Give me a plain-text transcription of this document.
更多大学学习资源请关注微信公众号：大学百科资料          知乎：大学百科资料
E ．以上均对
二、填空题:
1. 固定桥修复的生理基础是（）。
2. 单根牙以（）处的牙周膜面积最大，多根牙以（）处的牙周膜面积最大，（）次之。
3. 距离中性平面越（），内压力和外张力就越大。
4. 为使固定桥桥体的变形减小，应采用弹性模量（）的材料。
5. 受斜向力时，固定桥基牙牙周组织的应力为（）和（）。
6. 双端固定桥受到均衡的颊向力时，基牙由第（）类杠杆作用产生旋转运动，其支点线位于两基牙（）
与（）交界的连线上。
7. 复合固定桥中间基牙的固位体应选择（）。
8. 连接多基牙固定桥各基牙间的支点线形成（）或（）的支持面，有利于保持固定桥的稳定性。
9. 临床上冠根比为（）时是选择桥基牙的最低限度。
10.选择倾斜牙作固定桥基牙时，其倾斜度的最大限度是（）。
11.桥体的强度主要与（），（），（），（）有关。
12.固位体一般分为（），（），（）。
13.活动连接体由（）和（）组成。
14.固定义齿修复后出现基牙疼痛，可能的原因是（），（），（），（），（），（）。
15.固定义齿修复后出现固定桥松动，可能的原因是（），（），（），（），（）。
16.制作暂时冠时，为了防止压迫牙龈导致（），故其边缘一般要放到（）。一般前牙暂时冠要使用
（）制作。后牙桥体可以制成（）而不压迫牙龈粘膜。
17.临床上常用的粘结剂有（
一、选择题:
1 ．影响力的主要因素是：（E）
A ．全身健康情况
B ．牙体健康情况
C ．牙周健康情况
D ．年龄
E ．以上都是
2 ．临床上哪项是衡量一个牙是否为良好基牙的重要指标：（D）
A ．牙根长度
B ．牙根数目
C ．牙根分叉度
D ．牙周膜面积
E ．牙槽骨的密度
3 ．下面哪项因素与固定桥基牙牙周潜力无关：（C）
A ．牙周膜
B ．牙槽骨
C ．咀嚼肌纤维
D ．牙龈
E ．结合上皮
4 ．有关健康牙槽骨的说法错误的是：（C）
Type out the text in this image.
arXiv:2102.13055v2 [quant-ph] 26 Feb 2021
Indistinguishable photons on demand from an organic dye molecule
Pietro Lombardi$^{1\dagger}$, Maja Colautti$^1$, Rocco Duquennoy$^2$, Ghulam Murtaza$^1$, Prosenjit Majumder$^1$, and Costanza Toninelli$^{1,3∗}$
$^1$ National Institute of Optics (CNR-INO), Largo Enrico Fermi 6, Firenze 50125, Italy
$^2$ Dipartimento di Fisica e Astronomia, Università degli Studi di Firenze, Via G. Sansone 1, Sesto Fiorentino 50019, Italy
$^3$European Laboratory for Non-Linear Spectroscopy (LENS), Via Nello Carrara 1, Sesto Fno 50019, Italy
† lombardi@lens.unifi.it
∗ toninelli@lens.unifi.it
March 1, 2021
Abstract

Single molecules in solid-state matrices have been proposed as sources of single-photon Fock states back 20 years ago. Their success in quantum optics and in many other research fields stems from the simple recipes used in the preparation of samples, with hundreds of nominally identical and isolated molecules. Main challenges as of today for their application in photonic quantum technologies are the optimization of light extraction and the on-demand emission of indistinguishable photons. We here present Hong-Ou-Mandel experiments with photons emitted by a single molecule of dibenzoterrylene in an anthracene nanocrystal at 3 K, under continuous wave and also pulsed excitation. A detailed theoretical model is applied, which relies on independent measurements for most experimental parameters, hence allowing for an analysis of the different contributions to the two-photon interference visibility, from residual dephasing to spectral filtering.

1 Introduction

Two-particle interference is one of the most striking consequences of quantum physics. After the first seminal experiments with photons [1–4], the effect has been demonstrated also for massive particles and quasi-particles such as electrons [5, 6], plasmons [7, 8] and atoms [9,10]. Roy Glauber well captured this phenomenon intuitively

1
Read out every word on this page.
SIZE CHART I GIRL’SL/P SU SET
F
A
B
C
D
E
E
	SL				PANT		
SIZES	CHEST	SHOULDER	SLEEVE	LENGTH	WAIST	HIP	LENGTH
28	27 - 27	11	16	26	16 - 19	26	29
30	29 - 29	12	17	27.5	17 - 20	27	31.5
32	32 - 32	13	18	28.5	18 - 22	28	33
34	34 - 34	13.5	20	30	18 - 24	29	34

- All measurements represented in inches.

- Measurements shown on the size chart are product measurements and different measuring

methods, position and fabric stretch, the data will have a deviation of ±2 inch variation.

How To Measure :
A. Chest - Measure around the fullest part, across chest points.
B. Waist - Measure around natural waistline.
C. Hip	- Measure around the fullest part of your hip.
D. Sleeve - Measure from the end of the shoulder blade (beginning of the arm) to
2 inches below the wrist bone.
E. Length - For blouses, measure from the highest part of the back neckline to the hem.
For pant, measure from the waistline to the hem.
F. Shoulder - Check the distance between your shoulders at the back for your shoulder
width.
_____
**REQUIREMENT**
Pull out all lines from the entries above that include the word "Italy".

**RESULT OF THIS EXERCISE**
$^1$ National Institute of Optics (CNR-INO), Largo Enrico Fermi 6, Firenze 50125, Italy
$^2$ Dipartimento di Fisica e Astronomia, Università degli Studi di Firenze, Via G. Sansone 1, Sesto Fiorentino 50019, Italy
$^3$European Laboratory for Non-Linear Spectroscopy (LENS), Via Nello Carrara 1, Sesto Fno 50019, Italy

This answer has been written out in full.